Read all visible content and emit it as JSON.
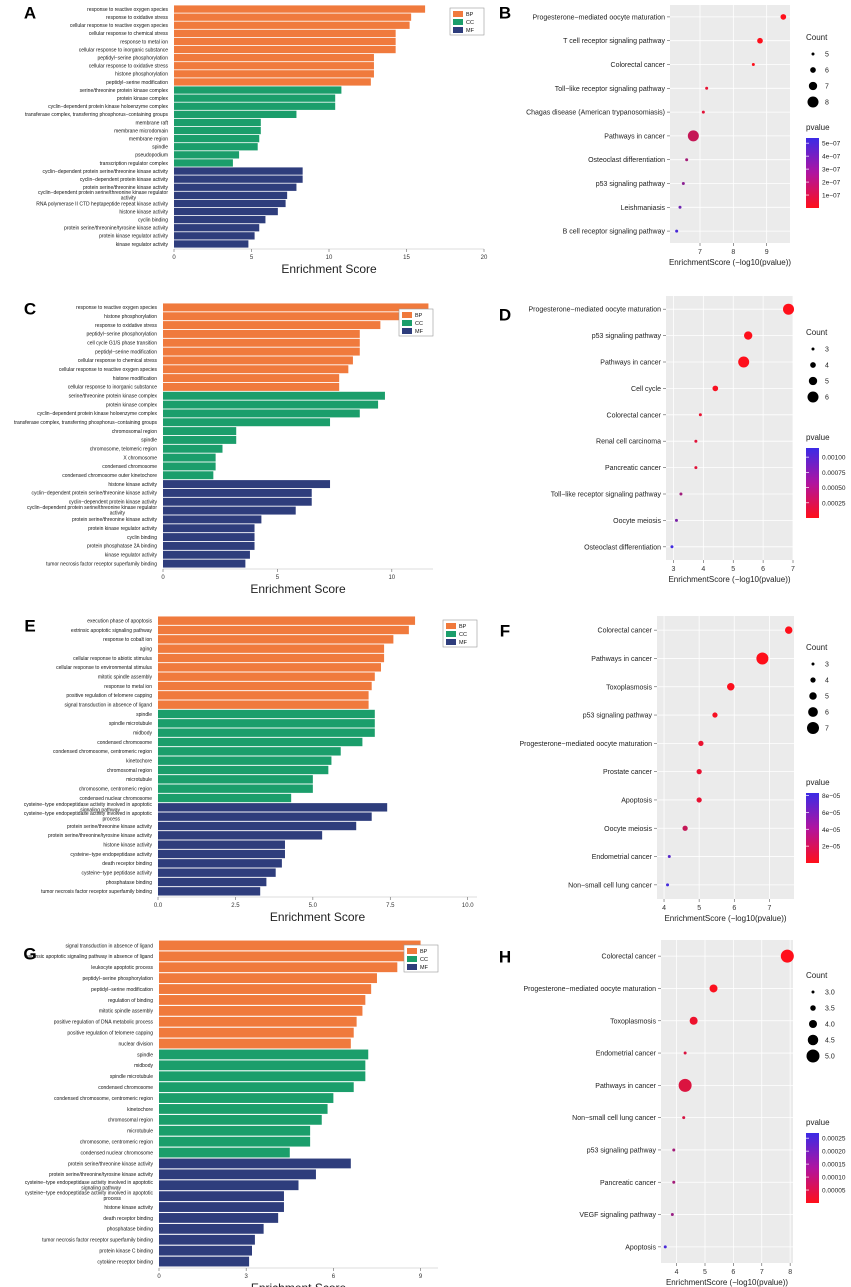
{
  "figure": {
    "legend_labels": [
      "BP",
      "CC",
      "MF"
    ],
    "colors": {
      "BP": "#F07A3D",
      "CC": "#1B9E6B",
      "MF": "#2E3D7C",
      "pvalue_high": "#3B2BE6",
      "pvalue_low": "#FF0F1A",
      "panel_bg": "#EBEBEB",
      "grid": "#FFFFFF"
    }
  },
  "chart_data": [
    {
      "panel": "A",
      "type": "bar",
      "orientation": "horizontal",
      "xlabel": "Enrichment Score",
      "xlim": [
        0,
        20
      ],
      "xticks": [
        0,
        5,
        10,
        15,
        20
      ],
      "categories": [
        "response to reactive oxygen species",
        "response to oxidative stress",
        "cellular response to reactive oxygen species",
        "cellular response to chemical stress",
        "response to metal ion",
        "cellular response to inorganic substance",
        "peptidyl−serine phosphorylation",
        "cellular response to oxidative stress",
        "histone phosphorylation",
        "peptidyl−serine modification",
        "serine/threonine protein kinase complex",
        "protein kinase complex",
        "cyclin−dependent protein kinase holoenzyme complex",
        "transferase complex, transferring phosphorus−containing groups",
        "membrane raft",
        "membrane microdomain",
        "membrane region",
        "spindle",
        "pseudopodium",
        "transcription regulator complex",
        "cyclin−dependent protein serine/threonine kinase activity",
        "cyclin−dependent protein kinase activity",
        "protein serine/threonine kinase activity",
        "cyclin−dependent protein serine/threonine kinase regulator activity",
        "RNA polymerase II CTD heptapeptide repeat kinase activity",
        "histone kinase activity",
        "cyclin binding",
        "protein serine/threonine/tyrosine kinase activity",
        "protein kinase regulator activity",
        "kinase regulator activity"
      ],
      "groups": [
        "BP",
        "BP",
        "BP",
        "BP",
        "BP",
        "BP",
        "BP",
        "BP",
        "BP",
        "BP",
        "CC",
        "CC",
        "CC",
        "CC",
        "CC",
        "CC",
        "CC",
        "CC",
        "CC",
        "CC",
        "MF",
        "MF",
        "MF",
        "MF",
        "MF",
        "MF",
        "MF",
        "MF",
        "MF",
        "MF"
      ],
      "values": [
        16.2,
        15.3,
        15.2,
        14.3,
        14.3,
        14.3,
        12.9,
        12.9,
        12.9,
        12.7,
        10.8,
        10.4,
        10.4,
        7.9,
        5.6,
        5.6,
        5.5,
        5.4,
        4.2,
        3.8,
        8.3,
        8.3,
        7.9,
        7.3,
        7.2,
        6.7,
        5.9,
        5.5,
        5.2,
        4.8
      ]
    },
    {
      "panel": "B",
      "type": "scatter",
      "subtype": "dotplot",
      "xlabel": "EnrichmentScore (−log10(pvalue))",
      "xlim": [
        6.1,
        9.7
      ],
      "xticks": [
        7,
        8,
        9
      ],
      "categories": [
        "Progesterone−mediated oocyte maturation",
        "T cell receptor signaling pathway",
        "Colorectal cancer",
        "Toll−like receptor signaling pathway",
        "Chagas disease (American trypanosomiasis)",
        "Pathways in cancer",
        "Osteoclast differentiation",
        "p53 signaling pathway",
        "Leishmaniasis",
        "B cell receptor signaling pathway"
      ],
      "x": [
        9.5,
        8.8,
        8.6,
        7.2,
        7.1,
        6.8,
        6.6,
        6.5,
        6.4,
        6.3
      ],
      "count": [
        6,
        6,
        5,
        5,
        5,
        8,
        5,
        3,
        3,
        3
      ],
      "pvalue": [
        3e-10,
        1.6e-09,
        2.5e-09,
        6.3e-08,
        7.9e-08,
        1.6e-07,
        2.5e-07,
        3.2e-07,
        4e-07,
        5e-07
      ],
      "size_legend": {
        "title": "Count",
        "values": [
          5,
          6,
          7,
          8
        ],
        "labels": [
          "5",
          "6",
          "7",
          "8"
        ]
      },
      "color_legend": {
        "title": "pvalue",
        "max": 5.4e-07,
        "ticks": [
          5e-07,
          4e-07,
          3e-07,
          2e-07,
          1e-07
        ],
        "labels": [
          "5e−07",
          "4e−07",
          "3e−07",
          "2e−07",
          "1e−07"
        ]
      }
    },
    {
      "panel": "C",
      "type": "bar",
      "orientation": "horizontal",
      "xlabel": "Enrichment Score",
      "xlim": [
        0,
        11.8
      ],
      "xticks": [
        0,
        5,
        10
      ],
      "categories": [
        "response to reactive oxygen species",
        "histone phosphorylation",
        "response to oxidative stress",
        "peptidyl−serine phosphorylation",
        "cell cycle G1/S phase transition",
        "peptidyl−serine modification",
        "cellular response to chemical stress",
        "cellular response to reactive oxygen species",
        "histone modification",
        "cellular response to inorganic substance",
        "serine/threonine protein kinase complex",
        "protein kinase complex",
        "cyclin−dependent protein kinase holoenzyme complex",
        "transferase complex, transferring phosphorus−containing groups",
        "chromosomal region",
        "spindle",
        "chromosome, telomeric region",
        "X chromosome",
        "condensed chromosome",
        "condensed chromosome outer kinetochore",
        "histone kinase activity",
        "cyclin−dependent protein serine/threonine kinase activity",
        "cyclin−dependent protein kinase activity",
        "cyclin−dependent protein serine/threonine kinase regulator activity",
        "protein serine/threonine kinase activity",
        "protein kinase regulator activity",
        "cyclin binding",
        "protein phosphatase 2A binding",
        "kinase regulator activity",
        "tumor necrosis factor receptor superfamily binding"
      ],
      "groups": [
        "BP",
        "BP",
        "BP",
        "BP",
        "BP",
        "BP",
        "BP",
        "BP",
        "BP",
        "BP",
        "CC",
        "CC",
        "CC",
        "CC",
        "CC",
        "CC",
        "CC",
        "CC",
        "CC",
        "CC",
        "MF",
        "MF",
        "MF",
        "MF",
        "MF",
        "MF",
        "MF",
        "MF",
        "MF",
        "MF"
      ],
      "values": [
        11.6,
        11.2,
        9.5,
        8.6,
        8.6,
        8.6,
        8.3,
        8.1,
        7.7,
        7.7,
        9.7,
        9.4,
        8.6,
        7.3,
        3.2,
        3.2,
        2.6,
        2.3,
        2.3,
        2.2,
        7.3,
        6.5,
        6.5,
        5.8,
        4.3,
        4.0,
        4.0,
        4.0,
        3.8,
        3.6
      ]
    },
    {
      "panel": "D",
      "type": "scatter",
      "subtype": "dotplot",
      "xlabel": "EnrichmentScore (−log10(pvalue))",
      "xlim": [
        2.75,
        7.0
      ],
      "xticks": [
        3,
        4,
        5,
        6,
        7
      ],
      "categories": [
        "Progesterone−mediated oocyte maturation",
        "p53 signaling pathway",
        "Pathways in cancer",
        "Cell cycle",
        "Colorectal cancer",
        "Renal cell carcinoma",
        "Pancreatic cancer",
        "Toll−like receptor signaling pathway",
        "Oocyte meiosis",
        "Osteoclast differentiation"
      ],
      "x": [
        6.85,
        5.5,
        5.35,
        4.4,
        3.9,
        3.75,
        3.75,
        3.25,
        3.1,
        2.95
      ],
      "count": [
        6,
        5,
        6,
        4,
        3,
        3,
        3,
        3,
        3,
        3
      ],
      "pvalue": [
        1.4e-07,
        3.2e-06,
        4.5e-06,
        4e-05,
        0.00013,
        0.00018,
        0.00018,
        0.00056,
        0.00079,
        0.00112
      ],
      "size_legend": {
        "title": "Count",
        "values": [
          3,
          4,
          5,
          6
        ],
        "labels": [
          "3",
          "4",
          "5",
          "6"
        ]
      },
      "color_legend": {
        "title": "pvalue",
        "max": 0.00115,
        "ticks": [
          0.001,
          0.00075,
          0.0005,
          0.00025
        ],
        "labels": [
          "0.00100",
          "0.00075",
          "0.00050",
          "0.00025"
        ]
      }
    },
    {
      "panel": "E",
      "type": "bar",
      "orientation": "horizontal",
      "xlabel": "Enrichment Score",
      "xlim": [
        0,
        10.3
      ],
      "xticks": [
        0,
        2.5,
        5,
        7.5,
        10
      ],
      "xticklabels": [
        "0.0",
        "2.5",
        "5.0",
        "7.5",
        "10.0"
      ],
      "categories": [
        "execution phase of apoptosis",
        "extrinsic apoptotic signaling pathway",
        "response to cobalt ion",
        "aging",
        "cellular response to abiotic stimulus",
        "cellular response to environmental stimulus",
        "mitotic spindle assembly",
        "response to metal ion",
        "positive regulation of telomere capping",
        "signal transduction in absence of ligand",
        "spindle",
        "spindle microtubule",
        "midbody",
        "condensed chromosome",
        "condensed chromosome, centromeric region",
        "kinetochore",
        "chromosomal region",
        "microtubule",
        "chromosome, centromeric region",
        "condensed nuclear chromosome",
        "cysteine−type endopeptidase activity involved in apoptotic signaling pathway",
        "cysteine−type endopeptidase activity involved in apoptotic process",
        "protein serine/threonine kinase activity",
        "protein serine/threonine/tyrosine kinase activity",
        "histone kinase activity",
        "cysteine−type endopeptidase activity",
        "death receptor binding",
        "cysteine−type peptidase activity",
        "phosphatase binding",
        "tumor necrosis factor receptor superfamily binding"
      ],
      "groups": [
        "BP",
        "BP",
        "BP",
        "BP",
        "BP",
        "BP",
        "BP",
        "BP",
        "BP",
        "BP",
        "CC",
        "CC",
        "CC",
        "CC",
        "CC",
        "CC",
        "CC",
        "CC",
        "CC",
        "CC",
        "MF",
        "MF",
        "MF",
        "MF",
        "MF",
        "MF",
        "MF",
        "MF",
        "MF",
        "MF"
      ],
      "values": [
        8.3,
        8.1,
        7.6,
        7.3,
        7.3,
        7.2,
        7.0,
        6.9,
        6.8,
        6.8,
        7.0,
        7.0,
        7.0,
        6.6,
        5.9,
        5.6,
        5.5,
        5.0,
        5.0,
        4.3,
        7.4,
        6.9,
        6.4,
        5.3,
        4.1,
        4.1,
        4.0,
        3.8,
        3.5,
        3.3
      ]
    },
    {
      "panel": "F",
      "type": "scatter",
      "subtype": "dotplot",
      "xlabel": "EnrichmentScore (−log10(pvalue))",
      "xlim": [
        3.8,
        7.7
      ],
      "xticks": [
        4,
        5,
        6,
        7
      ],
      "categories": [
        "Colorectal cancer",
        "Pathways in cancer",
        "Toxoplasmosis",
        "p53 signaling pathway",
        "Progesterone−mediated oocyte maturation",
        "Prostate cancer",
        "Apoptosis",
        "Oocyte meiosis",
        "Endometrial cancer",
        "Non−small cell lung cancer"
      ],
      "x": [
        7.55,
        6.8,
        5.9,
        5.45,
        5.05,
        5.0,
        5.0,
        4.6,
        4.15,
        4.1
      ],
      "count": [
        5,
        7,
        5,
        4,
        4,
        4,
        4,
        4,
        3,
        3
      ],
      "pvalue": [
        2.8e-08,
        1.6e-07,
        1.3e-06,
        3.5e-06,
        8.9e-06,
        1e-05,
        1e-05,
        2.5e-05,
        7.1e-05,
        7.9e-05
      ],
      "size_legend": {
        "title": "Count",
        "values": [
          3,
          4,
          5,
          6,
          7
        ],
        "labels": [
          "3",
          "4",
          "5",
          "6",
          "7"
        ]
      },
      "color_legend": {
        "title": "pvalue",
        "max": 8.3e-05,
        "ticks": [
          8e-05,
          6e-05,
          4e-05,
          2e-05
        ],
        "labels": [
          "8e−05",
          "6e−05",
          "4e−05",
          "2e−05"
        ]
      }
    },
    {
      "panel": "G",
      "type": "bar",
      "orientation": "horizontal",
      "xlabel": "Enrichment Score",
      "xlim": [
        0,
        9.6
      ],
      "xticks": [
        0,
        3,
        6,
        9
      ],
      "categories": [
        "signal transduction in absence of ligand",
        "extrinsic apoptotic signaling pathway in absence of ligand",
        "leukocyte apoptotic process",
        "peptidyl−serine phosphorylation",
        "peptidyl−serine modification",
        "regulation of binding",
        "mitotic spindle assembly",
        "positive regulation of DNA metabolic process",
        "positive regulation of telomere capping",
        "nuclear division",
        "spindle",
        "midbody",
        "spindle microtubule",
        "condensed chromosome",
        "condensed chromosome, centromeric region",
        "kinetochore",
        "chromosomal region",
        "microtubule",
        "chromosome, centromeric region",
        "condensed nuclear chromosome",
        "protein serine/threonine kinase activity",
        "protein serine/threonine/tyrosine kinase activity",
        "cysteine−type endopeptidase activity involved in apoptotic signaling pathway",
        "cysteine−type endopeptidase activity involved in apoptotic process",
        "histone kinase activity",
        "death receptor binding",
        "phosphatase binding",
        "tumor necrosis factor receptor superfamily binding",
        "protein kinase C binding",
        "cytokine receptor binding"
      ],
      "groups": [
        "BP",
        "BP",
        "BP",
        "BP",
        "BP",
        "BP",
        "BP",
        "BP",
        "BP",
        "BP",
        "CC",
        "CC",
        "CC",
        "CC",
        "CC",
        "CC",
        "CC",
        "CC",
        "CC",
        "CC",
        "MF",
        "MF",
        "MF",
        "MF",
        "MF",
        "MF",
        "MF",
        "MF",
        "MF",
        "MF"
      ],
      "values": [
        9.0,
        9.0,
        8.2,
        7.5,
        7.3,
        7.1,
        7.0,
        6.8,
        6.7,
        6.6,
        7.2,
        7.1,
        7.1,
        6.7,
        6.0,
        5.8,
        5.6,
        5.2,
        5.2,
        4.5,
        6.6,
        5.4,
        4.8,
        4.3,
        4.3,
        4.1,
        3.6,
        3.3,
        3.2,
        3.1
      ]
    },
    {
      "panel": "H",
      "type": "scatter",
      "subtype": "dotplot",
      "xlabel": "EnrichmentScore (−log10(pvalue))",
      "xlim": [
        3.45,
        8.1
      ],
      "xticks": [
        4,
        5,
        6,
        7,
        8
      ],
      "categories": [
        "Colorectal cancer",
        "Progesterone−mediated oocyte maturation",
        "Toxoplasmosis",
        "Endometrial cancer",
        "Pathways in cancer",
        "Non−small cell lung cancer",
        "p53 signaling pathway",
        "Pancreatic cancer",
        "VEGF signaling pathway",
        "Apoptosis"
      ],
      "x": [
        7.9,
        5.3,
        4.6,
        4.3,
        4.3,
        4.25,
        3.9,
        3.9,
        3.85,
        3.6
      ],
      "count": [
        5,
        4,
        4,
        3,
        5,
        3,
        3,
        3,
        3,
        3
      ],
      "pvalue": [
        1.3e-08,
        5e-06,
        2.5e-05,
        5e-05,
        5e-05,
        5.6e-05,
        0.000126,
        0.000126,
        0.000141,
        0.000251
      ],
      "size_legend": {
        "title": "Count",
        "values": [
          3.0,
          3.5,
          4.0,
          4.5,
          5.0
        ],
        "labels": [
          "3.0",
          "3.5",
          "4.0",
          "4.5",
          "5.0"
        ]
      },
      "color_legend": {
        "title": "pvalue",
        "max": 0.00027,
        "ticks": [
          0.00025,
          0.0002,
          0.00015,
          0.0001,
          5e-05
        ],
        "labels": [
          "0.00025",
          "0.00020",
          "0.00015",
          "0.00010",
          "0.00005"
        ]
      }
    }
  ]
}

What needs to be done:
Work out how many lines of the entries hold the word "receptor", and write only that figure.

Your response:
10